§ Short task:
Using the pose control section:
(a) What is used to access the robot system desktop?
(b) Which shortcut terminates the program?
(c) When does the section say readiness to enter limb control mode is determined?
# Text passage start
10.3.2 Pose Control

Program Logic

Initially, instantiate a human posture estimator to acquire limb point information and establish connections between key points.

Subsequently, after processing these points, assess arm movements using manual 2D geometric features.

Finally, when the arms are raised high, readiness to enter limb control mode is determined. Upon spreading the arms horizontally and raising the left hand while moving it up and down, the robot dog will swing up and down correspondingly.

Operation Steps

Note

The input command should be case sensitive, and keywords can be complemented using Tab key.

(1) Start the robot dog, and access the robot system desktop using NoMachine.

(2) Double-click to open the command-line terminal.

(3) Execute the following command to initiate the game, and hit Enter key.

rosrun pug_example pose_control.py

(4) If you need to terminate this program, use short-cut ‘Ctrl+C’. If the program fail to exit, please retry.

Program Outcome

Once the game starts, the robot dog will be prepared for pose recognition. Upon standing in front of its camera, the robot will recognize and connect the keypoints of your body.
# Text passage end
# Data block start
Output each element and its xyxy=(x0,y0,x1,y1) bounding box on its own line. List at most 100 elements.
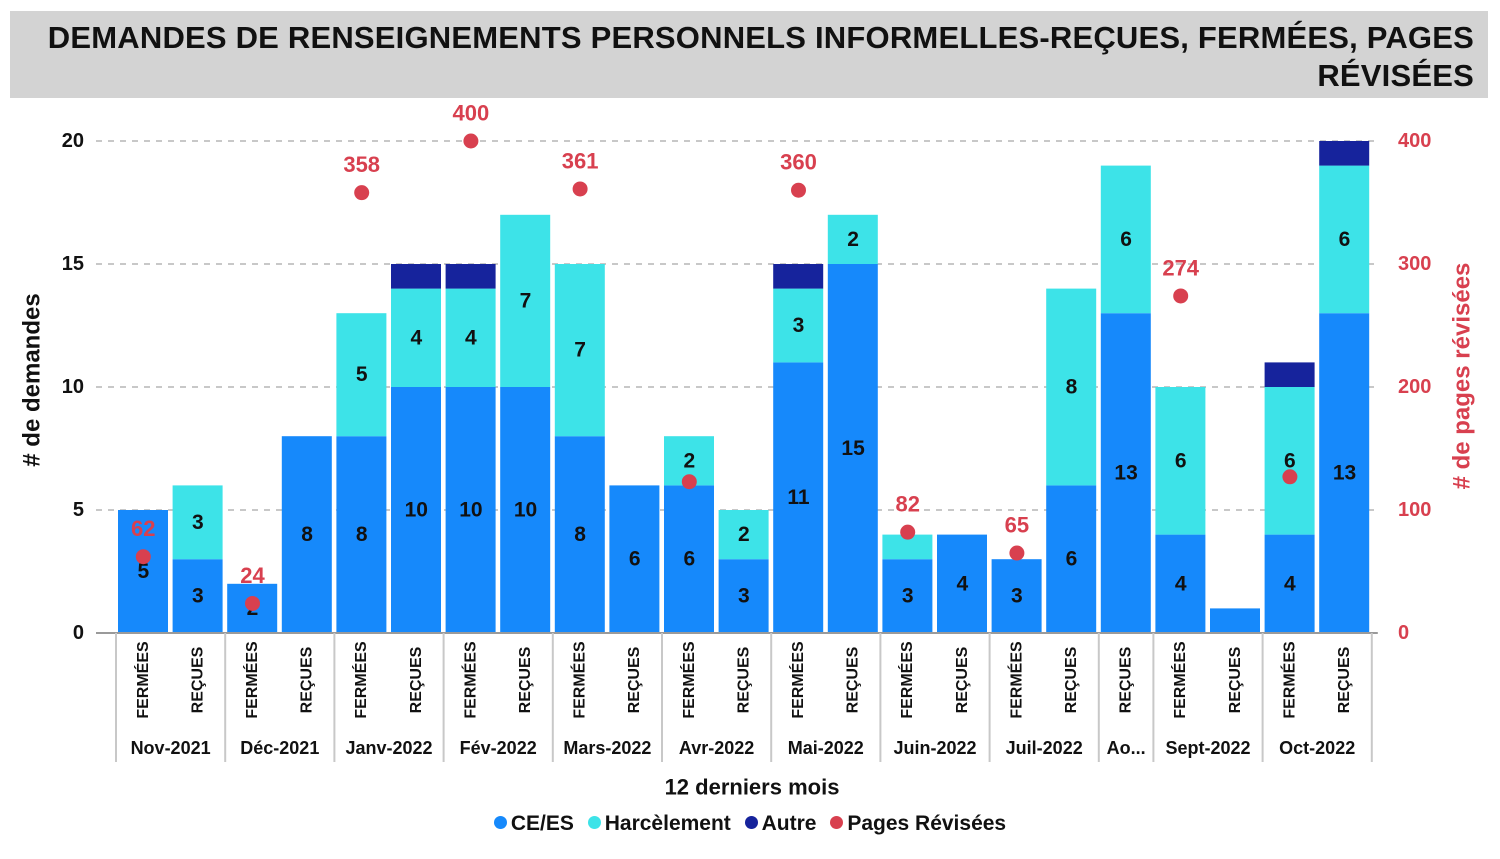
# Data block end
§ Task result:
(a) NoMachine
(b) Ctrl+C
(c) When the arms are raised high